» **What is asked**
Using the listing below, report all lines holding the word "YOUR".

» **Structured figure records**

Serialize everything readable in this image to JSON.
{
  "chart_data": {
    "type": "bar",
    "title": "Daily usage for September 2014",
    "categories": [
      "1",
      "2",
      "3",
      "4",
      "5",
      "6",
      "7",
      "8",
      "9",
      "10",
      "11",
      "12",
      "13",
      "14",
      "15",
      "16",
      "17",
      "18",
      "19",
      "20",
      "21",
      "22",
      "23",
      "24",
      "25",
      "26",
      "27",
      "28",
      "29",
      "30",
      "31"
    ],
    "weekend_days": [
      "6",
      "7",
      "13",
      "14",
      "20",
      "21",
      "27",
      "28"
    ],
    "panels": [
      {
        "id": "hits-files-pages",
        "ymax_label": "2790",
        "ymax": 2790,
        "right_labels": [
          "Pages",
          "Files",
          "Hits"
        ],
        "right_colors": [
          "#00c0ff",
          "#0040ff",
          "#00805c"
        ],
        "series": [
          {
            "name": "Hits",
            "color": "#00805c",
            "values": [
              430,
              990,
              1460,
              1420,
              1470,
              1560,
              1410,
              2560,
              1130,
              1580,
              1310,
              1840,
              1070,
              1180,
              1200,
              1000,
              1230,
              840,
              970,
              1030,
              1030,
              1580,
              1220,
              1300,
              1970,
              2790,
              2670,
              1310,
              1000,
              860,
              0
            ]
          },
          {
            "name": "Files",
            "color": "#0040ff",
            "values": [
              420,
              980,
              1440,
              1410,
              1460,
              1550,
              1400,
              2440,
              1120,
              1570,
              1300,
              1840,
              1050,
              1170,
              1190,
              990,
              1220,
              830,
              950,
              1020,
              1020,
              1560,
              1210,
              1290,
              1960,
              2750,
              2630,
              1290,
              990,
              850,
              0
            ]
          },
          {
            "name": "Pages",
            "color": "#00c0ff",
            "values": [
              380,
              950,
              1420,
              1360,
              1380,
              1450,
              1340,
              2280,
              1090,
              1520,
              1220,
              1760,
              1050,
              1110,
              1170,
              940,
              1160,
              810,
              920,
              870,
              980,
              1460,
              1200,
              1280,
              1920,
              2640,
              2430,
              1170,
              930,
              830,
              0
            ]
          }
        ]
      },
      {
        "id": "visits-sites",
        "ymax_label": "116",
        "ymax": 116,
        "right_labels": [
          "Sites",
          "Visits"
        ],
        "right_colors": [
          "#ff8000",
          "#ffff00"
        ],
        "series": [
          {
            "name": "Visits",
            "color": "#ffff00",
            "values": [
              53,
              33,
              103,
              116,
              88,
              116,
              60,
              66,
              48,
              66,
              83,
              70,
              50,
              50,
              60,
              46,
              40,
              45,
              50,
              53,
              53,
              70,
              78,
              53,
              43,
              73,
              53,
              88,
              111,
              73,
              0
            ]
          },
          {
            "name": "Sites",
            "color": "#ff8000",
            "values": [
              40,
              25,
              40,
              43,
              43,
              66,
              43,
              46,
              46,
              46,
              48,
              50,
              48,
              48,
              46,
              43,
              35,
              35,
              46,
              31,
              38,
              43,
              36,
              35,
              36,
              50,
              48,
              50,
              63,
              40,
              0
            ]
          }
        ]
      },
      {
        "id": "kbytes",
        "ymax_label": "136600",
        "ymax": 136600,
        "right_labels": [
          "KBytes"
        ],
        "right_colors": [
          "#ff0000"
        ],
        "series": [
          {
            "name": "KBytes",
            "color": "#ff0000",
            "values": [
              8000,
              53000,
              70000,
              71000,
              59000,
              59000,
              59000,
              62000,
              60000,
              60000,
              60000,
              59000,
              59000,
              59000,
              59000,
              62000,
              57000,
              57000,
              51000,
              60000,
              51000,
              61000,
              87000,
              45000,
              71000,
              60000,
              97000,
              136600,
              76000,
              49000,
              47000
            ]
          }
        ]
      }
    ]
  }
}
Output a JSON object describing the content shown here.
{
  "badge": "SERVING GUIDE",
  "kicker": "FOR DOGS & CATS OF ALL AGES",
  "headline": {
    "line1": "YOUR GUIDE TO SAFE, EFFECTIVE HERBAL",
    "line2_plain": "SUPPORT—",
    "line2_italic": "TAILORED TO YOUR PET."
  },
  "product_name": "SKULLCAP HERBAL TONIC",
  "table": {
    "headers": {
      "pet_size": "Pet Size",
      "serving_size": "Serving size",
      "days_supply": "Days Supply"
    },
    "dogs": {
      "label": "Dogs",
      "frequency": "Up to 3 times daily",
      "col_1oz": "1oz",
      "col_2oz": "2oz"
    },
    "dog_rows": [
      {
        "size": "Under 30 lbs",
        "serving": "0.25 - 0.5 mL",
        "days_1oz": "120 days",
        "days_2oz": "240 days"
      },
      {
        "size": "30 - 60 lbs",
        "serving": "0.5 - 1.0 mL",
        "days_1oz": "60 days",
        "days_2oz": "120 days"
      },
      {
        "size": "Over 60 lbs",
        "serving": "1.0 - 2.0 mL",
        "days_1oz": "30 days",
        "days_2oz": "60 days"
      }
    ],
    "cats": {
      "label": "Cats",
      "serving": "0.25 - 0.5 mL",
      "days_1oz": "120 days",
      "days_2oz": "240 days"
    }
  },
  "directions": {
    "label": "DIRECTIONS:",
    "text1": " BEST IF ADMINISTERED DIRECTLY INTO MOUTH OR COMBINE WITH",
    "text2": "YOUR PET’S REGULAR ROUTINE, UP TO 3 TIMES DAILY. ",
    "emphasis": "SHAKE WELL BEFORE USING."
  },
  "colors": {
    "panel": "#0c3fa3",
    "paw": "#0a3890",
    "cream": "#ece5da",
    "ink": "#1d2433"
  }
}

» **Response to the task**
    "line1": "YOUR GUIDE TO SAFE, EFFECTIVE HERBAL",
    "line2_italic": "TAILORED TO YOUR PET."
    "text2": "YOUR PET’S REGULAR ROUTINE, UP TO 3 TIMES DAILY. ",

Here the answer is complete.